* [Problem to work on]:
In the records below, find each line with the word "under" and copy it.

* [Materials provided]:
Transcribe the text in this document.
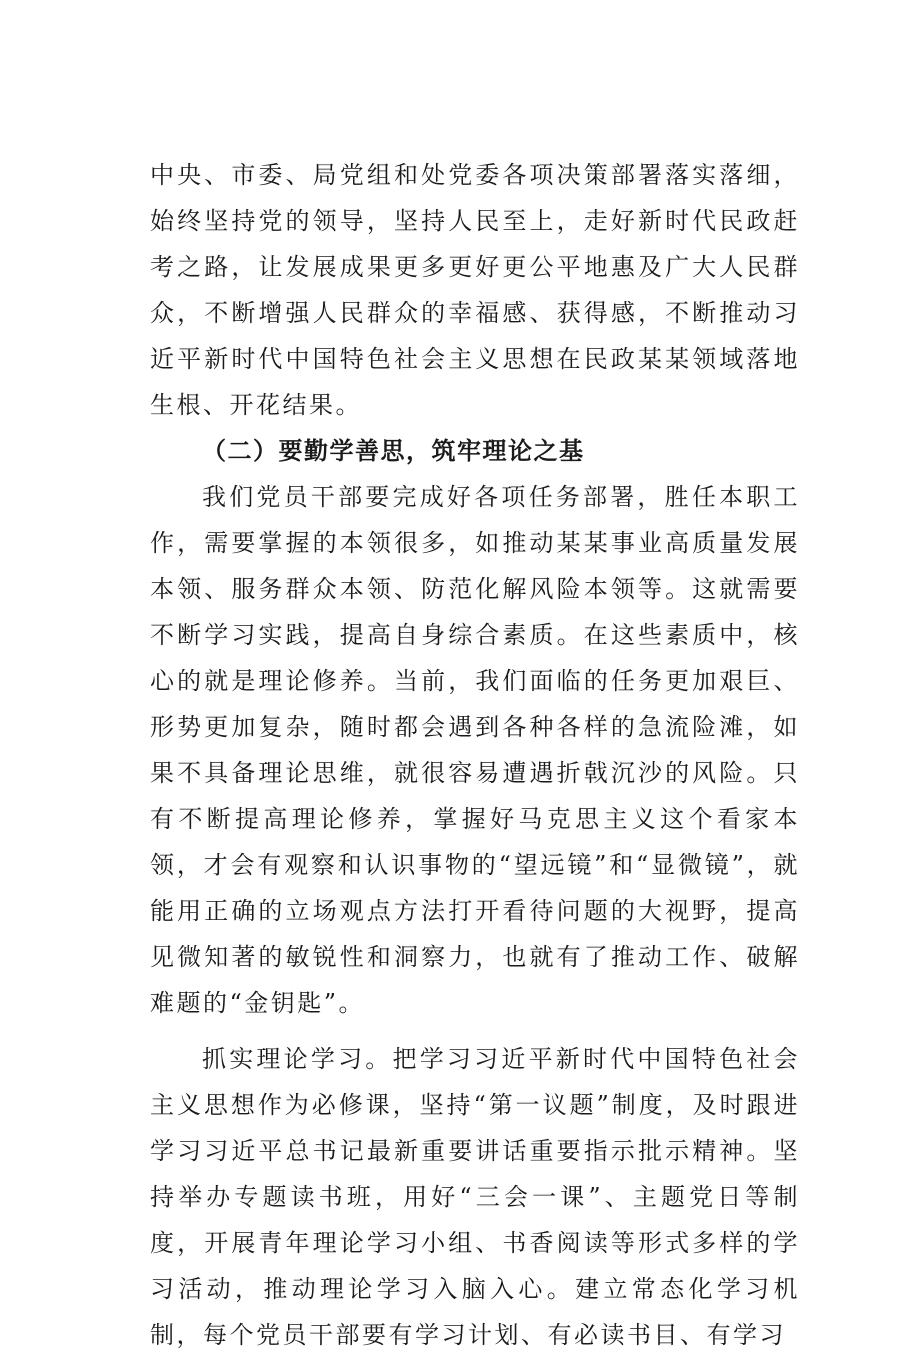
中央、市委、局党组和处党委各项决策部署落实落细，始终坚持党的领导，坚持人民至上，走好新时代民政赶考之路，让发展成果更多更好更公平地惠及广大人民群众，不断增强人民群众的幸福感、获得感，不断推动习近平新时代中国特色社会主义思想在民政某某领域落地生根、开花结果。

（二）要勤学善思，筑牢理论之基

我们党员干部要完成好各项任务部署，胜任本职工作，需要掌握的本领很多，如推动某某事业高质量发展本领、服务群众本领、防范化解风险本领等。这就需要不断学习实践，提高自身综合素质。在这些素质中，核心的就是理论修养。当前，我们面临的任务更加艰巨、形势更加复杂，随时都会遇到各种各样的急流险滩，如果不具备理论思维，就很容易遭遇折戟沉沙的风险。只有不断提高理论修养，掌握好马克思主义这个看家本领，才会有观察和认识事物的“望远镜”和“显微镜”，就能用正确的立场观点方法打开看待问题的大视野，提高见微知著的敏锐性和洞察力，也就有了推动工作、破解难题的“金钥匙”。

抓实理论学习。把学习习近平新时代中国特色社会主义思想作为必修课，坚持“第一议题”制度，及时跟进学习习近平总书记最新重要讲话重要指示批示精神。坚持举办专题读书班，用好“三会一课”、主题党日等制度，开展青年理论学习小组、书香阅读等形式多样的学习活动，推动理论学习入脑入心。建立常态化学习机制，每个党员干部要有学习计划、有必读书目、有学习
--
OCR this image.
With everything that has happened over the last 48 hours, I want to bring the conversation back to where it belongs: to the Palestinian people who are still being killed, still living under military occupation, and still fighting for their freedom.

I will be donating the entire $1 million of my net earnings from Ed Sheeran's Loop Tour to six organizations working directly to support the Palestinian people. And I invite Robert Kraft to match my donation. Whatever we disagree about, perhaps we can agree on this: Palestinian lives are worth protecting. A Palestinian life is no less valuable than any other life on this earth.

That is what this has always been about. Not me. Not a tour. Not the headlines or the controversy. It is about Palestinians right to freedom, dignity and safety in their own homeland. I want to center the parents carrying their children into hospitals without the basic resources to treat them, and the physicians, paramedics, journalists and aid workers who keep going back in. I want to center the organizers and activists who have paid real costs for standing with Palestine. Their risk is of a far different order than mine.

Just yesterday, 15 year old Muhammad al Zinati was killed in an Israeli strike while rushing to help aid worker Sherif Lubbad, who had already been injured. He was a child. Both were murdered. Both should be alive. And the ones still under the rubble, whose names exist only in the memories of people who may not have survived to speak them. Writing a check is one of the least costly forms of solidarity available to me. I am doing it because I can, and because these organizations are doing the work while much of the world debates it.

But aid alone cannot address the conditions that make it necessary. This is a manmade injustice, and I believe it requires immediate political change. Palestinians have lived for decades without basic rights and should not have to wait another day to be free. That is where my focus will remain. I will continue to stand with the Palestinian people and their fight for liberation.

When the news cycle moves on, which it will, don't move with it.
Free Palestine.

* [Response]:
With everything that has happened over the last 48 hours, I want to bring the conversation back to where it belongs: to the Palestinian people who are still being killed, still living under military occupation, and still fighting for their freedom.
Just yesterday, 15 year old Muhammad al Zinati was killed in an Israeli strike while rushing to help aid worker Sherif Lubbad, who had already been injured. He was a child. Both were murdered. Both should be alive. And the ones still under the rubble, whose names exist only in the memories of people who may not have survived to speak them. Writing a check is one of the least costly forms of solidarity available to me. I am doing it because I can, and because these organizations are doing the work while much of the world debates it.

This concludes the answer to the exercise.